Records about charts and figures
++++

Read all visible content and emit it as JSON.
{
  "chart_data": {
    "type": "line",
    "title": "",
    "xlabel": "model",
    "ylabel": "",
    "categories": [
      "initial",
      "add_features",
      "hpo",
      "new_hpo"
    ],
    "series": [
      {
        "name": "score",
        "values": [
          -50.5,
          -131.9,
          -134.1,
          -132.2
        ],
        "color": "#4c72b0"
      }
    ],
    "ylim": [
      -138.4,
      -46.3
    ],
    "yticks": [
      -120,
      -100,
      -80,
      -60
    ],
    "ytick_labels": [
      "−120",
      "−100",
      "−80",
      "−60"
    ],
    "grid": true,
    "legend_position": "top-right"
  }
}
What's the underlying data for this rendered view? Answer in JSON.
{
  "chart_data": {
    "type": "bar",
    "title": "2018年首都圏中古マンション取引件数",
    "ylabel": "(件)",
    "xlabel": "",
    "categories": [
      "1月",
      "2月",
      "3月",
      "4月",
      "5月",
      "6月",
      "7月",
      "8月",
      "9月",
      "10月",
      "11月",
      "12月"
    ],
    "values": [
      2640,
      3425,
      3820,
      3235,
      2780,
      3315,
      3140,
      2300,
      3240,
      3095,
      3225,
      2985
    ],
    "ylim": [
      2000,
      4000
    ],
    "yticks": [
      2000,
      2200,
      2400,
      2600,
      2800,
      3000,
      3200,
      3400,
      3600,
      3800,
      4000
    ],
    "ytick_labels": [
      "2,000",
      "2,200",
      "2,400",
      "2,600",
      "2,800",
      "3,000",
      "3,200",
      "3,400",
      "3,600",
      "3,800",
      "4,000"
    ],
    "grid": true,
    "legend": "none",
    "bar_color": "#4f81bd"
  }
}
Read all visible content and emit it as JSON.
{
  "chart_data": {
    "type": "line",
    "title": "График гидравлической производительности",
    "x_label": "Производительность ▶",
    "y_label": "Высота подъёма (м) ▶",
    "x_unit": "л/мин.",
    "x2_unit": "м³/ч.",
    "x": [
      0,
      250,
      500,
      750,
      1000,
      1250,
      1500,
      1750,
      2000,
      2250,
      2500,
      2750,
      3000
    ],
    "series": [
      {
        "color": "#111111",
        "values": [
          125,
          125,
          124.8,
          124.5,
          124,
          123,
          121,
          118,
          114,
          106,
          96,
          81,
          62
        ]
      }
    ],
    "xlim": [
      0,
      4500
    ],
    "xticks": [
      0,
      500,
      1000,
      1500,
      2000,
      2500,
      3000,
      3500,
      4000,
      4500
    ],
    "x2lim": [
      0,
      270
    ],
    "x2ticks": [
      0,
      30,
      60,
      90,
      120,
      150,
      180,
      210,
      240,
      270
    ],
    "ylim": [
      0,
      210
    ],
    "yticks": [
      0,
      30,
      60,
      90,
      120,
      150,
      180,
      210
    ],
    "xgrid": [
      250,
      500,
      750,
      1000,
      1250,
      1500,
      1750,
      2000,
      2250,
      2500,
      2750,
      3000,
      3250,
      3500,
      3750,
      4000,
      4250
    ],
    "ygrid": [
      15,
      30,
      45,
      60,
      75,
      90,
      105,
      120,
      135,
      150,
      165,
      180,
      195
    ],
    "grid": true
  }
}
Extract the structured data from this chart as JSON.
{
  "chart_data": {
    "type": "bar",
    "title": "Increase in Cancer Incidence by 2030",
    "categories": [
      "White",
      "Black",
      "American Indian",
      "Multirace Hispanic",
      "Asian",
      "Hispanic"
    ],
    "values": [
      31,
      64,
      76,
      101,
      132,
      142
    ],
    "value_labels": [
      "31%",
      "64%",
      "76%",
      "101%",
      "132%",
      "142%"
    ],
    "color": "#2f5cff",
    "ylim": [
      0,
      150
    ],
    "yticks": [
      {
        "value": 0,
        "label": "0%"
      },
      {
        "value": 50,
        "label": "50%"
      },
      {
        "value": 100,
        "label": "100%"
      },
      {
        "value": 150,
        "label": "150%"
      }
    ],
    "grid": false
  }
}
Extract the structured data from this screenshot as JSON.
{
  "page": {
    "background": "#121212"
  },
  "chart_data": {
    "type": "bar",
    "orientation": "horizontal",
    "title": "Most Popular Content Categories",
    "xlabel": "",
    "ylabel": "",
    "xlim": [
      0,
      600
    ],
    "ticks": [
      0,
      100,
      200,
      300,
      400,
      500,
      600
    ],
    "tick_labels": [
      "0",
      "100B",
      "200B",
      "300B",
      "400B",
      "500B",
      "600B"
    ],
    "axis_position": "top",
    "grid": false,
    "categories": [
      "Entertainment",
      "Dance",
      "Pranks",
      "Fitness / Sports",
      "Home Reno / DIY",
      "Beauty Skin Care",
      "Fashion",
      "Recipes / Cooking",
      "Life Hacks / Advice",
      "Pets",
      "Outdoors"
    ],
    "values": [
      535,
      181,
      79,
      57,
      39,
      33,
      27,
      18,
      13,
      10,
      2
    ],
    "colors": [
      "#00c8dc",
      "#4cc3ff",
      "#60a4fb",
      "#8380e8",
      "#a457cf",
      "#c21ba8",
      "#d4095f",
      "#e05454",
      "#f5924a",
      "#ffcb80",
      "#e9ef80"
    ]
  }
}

++++

Look through the material above and work out how many of its lines contain "JSON". State the number only.

# Expected output
5